▶ _COMPLETE THE FOLLOWING_
1. Summarize the film page in exactly two sentences.
2. Using the film page, decide whether each statement agrees with it, answering yes or no and quoting the words that decide it: (a) Vladimir Cosma wrote the film's music. (b) The film runs 90 minutes. (c) ATC 3000 distributed the film.

- Theatrical poster
- Directed by: Daniel Duval
- Written by: Jeanne Cordelier Christopher Frank Daniel Duval
- Produced by: Gérard Lorin Benjamin Simon
- Starring: Miou-Miou Maria Schneider Niels Arestrup
- Cinematography: Michel Cénet
- Edited by: Jean-Pierre Bonis
- Music by: Vladimir Cosma
- Production companies: ATC 3000 S.N. Prodis
- Distributed by: S.N. Prodis
- Release date: 17 October 1979;
- Running time: 120 min
- Country: France
- Language: French
- Box office: $20.7 million

= Memoirs of a French Whore =

1979 film by Daniel Duval

Memoirs of a French Whore (French: La Dérobade) is a French film released in 1979. It was directed by Daniel Duval. It stars Miou-Miou, Maria Schneider and Niels Arestrup.

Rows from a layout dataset
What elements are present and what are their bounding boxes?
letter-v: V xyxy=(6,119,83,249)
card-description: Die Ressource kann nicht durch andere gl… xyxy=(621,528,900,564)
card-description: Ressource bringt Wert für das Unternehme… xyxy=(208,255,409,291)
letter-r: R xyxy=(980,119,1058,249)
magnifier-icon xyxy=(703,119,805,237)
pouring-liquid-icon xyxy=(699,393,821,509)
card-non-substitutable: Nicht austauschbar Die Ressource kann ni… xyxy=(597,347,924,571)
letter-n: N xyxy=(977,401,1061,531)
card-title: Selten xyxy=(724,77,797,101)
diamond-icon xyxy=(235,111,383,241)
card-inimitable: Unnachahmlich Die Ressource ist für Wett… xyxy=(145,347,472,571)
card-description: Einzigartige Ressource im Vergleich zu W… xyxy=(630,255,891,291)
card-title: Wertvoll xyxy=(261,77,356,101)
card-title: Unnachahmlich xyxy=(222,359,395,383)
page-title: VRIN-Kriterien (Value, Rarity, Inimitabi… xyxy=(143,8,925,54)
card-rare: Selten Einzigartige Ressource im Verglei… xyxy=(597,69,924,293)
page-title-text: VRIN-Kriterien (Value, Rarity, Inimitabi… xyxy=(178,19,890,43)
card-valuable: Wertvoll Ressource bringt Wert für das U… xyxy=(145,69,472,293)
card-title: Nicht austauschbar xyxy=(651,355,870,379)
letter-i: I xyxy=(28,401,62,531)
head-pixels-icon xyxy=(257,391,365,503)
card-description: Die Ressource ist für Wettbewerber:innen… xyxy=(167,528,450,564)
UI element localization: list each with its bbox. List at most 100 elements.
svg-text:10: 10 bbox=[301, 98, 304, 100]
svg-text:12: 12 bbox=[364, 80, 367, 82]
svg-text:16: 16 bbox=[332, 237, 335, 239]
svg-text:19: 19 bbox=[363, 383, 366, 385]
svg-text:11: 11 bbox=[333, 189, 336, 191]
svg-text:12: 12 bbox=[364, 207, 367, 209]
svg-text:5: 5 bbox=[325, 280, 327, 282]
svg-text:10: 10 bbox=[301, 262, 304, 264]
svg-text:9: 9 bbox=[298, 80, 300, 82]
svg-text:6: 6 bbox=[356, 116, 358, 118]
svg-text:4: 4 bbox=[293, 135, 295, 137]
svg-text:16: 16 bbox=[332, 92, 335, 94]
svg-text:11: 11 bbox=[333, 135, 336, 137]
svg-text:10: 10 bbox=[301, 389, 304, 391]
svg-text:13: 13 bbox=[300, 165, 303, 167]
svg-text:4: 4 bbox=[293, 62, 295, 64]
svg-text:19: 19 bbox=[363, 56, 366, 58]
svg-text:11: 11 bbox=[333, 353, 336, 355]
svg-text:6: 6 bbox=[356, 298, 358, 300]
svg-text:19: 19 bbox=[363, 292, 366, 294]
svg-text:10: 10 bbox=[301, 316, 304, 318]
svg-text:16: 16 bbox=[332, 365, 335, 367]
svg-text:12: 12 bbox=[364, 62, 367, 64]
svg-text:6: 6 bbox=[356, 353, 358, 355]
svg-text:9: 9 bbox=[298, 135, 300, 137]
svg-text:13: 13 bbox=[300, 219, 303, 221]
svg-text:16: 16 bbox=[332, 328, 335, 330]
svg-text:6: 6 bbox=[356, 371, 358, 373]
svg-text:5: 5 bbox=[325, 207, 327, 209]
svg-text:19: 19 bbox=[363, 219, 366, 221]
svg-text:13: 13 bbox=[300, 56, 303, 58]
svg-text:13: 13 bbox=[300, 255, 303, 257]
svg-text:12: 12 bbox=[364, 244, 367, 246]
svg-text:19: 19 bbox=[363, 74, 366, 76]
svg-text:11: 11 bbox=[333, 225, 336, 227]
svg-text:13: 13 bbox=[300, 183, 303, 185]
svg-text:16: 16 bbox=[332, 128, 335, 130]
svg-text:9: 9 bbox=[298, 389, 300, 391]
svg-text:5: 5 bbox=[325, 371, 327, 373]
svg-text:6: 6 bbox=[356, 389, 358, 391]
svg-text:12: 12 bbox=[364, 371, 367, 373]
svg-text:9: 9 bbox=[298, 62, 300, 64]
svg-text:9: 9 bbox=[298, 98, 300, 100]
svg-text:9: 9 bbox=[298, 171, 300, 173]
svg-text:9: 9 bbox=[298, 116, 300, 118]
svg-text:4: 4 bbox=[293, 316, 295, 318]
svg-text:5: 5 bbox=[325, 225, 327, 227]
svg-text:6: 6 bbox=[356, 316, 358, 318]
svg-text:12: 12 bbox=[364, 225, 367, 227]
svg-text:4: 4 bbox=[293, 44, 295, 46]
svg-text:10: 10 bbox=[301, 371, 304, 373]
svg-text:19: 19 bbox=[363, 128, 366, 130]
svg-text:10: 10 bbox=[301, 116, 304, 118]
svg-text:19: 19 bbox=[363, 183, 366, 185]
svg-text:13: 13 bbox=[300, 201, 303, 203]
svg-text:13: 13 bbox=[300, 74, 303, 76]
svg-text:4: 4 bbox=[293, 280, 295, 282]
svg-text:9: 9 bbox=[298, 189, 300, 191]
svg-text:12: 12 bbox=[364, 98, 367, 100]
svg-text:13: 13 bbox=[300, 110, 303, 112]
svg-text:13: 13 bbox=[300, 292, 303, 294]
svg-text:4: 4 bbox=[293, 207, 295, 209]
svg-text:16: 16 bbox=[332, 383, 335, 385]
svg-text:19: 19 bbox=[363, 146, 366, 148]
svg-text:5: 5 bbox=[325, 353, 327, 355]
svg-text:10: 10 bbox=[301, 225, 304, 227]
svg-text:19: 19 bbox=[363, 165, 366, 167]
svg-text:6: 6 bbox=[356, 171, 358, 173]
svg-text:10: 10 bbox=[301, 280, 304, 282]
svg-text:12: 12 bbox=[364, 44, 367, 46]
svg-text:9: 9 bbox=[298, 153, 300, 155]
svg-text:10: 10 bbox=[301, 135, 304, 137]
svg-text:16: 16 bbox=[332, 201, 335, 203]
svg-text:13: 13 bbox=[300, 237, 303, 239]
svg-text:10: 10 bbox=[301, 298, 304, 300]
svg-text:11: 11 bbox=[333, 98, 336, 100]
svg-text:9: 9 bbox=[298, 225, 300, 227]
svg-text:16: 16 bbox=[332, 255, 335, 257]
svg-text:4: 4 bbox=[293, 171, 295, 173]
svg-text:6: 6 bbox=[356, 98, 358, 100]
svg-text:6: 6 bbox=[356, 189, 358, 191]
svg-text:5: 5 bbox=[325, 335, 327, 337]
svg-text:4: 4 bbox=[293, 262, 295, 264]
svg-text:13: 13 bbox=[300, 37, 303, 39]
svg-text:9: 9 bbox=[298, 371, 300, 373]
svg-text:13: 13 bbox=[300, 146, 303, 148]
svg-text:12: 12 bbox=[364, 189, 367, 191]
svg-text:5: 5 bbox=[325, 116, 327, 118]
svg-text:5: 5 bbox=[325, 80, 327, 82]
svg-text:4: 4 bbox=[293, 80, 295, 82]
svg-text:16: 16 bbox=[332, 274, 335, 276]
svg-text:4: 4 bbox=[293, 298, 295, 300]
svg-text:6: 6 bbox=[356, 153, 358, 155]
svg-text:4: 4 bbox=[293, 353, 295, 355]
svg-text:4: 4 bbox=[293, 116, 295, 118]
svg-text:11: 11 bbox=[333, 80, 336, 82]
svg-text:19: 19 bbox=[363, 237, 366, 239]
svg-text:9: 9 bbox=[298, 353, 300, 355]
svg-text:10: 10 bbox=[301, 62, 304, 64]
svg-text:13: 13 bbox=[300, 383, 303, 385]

▶ _RESULTS FOR THE EXERCISE_
1. Memoirs of a French Whore (La Dérobade) is a French film released in 1979 and directed by Daniel Duval. It stars Miou-Miou, Maria Schneider and Niels Arestrup.

2.
(a) Yes: "Music by: Vladimir Cosma"
(b) No: "Running time: 120 min"
(c) No: "Distributed by: S.N. Prodis"